--- start RECORDS SUPPLIED ---
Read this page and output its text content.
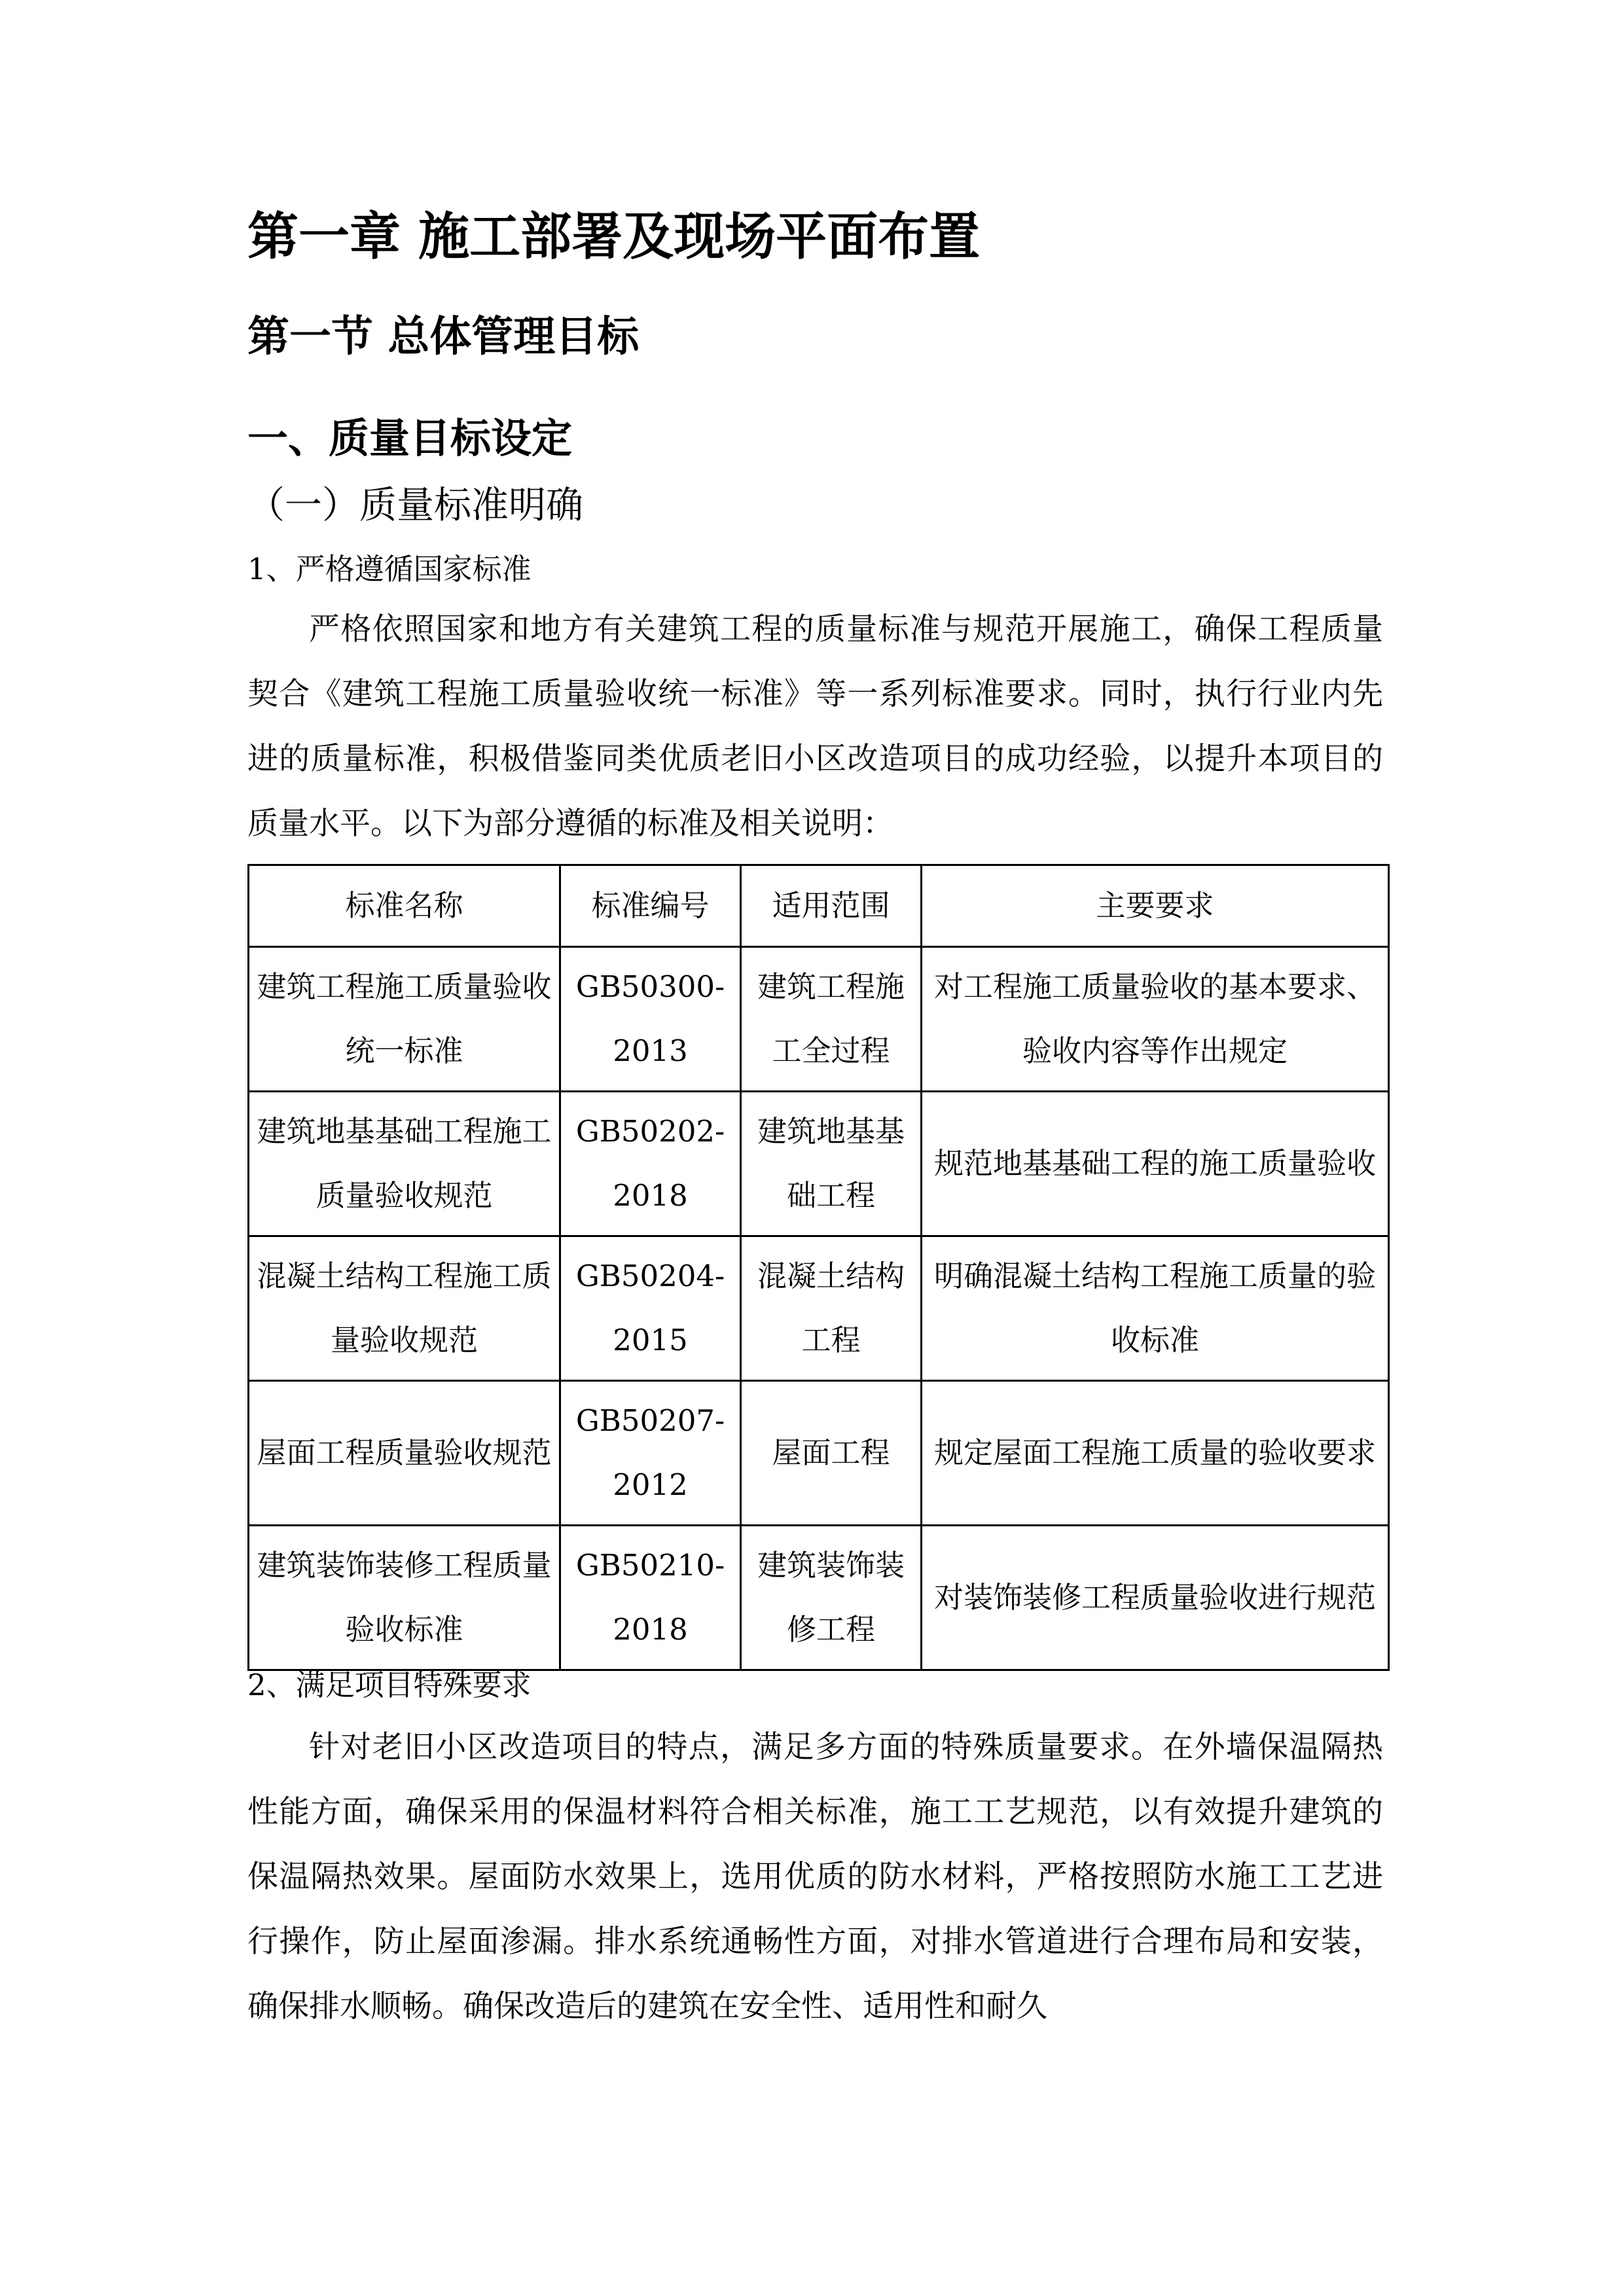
第一章 施工部署及现场平面布置
第一节 总体管理目标
一、质量目标设定
（一）质量标准明确
1、严格遵循国家标准

严格依照国家和地方有关建筑工程的质量标准与规范开展施工，确保工程质量契合《建筑工程施工质量验收统一标准》等一系列标准要求。同时，执行行业内先进的质量标准，积极借鉴同类优质老旧小区改造项目的成功经验，以提升本项目的质量水平。以下为部分遵循的标准及相关说明：

标准名称	标准编号	适用范围	主要要求
建筑工程施工质量验收统一标准	GB50300-2013	建筑工程施工全过程	对工程施工质量验收的基本要求、验收内容等作出规定
建筑地基基础工程施工质量验收规范	GB50202-2018	建筑地基基础工程	规范地基基础工程的施工质量验收
混凝土结构工程施工质量验收规范	GB50204-2015	混凝土结构工程	明确混凝土结构工程施工质量的验收标准
屋面工程质量验收规范	GB50207-2012	屋面工程	规定屋面工程施工质量的验收要求
建筑装饰装修工程质量验收标准	GB50210-2018	建筑装饰装修工程	对装饰装修工程质量验收进行规范
2、满足项目特殊要求

针对老旧小区改造项目的特点，满足多方面的特殊质量要求。在外墙保温隔热性能方面，确保采用的保温材料符合相关标准，施工工艺规范，以有效提升建筑的保温隔热效果。屋面防水效果上，选用优质的防水材料，严格按照防水施工工艺进行操作，防止屋面渗漏。排水系统通畅性方面，对排水管道进行合理布局和安装，确保排水顺畅。确保改造后的建筑在安全性、适用性和耐久
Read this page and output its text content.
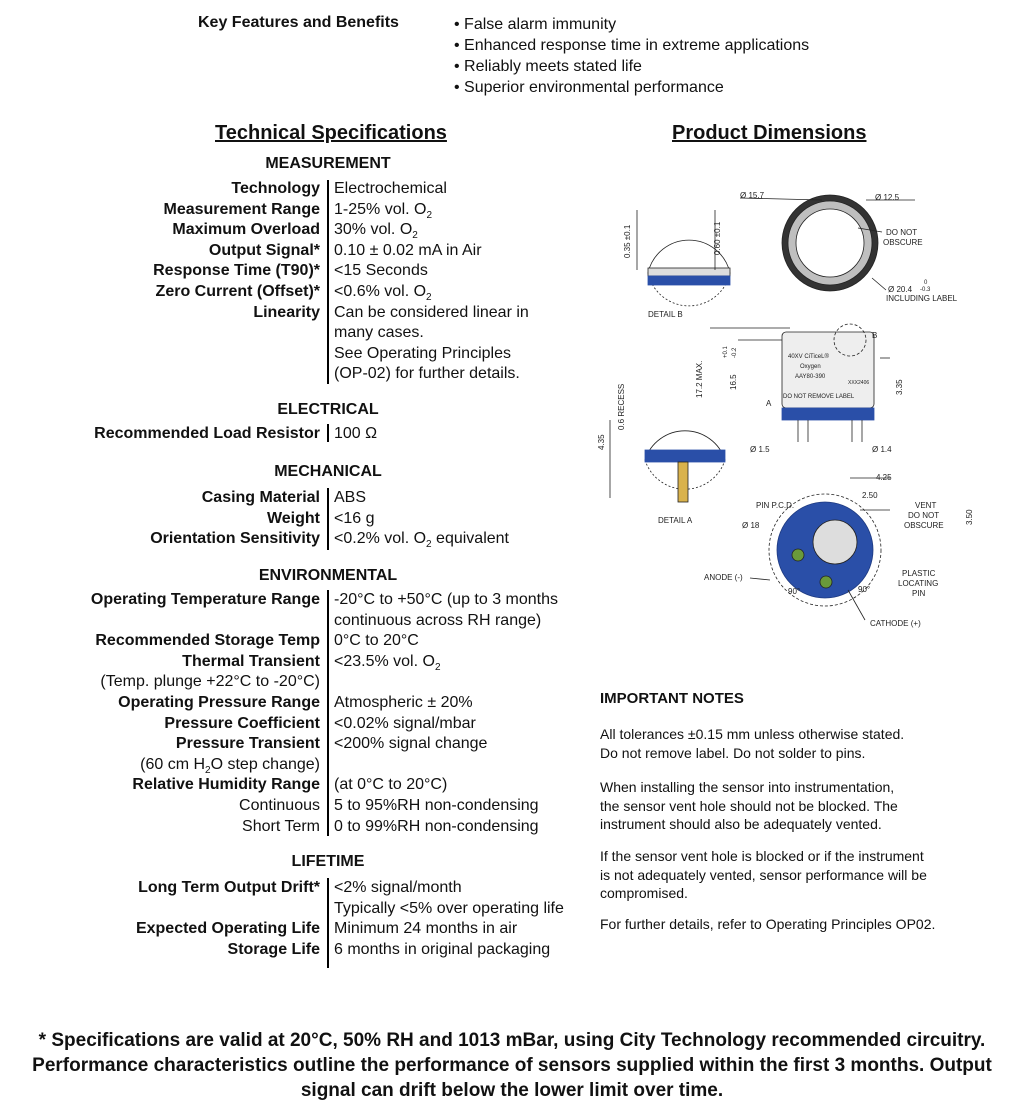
Key Features and Benefits
•	False alarm immunity
• Enhanced response time in extreme applications
• Reliably meets stated life
• Superior environmental performance
Technical Specifications	Product Dimensions
MEASUREMENT
Technology Electrochemical
Measurement Range 1-25% vol. $O_2$
Maximum Overload 30% vol. $O_2$
Output Signal* 0.10 ± 0.02 mA in Air
Response Time (T90)* <15 Seconds
Zero Current (Offset)* <0.6% vol. $O_2$
Linearity Can be considered linear in
many cases.
See Operating Principles
(OP-02) for further details.
ELECTRICAL
Recommended Load Resistor 100 Ω
MECHANICAL
Casing Material ABS
Weight <16 g
Orientation Sensitivity <0.2% vol. $O_2$ equivalent
ENVIRONMENTAL
Operating Temperature Range -20°C to +50°C (up to 3 months
continuous across RH range)
Recommended Storage Temp 0°C to 20°C
Thermal Transient
(Temp. plunge +22°C to -20°C)
<23.5% vol. $O_2$
Operating Pressure Range Atmospheric ± 20%
Pressure Coefficient <0.02% signal/mbar
Pressure Transient
(60 cm $H_2O$ step change)
<200% signal change
Relative Humidity Range (at 0°C to 20°C)
Continuous 5 to 95%RH non-condensing
Short Term 0 to 99%RH non-condensing
LIFETIME
Long Term Output Drift* <2% signal/month
Typically <5% over operating life
Expected Operating Life Minimum 24 months in air
Storage Life 6 months in original packaging
DETAIL B
DETAIL A
Ø 15.7	Ø 12.5
DO NOT
OBSCURE
Ø 20.4
0
-0.3
INCLUDING LABEL
0.35 ±0.1	0.60 ±0.1
17.2 MAX.	16.5
+0.1 -0.2
0.6 RECESS
4.35
3.35
Ø 1.5	Ø 1.4
40XV CiTiceL®
Oxygen
AAY80-390
XXX2406
DO NOT REMOVE LABEL
A
B
4.25
2.50
3.50
PIN P.C.D.
Ø 18
VENT
DO NOT
OBSCURE
PLASTIC
LOCATING
PIN
ANODE (-)
CATHODE (+)
90°	90°
IMPORTANT NOTES
All tolerances ±0.15 mm unless otherwise stated.
Do not remove label. Do not solder to pins.
When installing the sensor into instrumentation,
the sensor vent hole should not be blocked. The
instrument should also be adequately vented.
If the sensor vent hole is blocked or if the instrument
is not adequately vented, sensor performance will be
compromised.
For further details, refer to Operating Principles OP02.
* Specifications are valid at 20°C, 50% RH and 1013 mBar, using City Technology recommended circuitry. Performance characteristics outline the performance of sensors supplied within the first 3 months. Output signal can drift below the lower limit over time.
--- end RECORDS SUPPLIED ---
THE PROBLEM ▸ Set each line of the records down exactly, leaving every picture out.

SOLUTION BELOW ▸
Read this page and output its text content.
第一章 施工部署及现场平面布置
第一节 总体管理目标
一、质量目标设定
（一）质量标准明确
1、严格遵循国家标准

严格依照国家和地方有关建筑工程的质量标准与规范开展施工，确保工程质量契合《建筑工程施工质量验收统一标准》等一系列标准要求。同时，执行行业内先进的质量标准，积极借鉴同类优质老旧小区改造项目的成功经验，以提升本项目的质量水平。以下为部分遵循的标准及相关说明：

标准名称	标准编号	适用范围	主要要求
建筑工程施工质量验收统一标准	GB50300-2013	建筑工程施工全过程	对工程施工质量验收的基本要求、验收内容等作出规定
建筑地基基础工程施工质量验收规范	GB50202-2018	建筑地基基础工程	规范地基基础工程的施工质量验收
混凝土结构工程施工质量验收规范	GB50204-2015	混凝土结构工程	明确混凝土结构工程施工质量的验收标准
屋面工程质量验收规范	GB50207-2012	屋面工程	规定屋面工程施工质量的验收要求
建筑装饰装修工程质量验收标准	GB50210-2018	建筑装饰装修工程	对装饰装修工程质量验收进行规范
2、满足项目特殊要求

针对老旧小区改造项目的特点，满足多方面的特殊质量要求。在外墙保温隔热性能方面，确保采用的保温材料符合相关标准，施工工艺规范，以有效提升建筑的保温隔热效果。屋面防水效果上，选用优质的防水材料，严格按照防水施工工艺进行操作，防止屋面渗漏。排水系统通畅性方面，对排水管道进行合理布局和安装，确保排水顺畅。确保改造后的建筑在安全性、适用性和耐久
Read this page and output its text content.
Key Features and Benefits
•	False alarm immunity
• Enhanced response time in extreme applications
• Reliably meets stated life
• Superior environmental performance
Technical Specifications	Product Dimensions
MEASUREMENT
Technology Electrochemical
Measurement Range 1-25% vol. $O_2$
Maximum Overload 30% vol. $O_2$
Output Signal* 0.10 ± 0.02 mA in Air
Response Time (T90)* <15 Seconds
Zero Current (Offset)* <0.6% vol. $O_2$
Linearity Can be considered linear in
many cases.
See Operating Principles
(OP-02) for further details.
ELECTRICAL
Recommended Load Resistor 100 Ω
MECHANICAL
Casing Material ABS
Weight <16 g
Orientation Sensitivity <0.2% vol. $O_2$ equivalent
ENVIRONMENTAL
Operating Temperature Range -20°C to +50°C (up to 3 months
continuous across RH range)
Recommended Storage Temp 0°C to 20°C
Thermal Transient
(Temp. plunge +22°C to -20°C)
<23.5% vol. $O_2$
Operating Pressure Range Atmospheric ± 20%
Pressure Coefficient <0.02% signal/mbar
Pressure Transient
(60 cm $H_2O$ step change)
<200% signal change
Relative Humidity Range (at 0°C to 20°C)
Continuous 5 to 95%RH non-condensing
Short Term 0 to 99%RH non-condensing
LIFETIME
Long Term Output Drift* <2% signal/month
Typically <5% over operating life
Expected Operating Life Minimum 24 months in air
Storage Life 6 months in original packaging
DETAIL B
DETAIL A
Ø 15.7	Ø 12.5
DO NOT
OBSCURE
Ø 20.4
0
-0.3
INCLUDING LABEL
0.35 ±0.1	0.60 ±0.1
17.2 MAX.	16.5
+0.1 -0.2
0.6 RECESS
4.35
3.35
Ø 1.5	Ø 1.4
40XV CiTiceL®
Oxygen
AAY80-390
XXX2406
DO NOT REMOVE LABEL
A
B
4.25
2.50
3.50
PIN P.C.D.
Ø 18
VENT
DO NOT
OBSCURE
PLASTIC
LOCATING
PIN
ANODE (-)
CATHODE (+)
90°	90°
IMPORTANT NOTES
All tolerances ±0.15 mm unless otherwise stated.
Do not remove label. Do not solder to pins.
When installing the sensor into instrumentation,
the sensor vent hole should not be blocked. The
instrument should also be adequately vented.
If the sensor vent hole is blocked or if the instrument
is not adequately vented, sensor performance will be
compromised.
For further details, refer to Operating Principles OP02.
* Specifications are valid at 20°C, 50% RH and 1013 mBar, using City Technology recommended circuitry. Performance characteristics outline the performance of sensors supplied within the first 3 months. Output signal can drift below the lower limit over time.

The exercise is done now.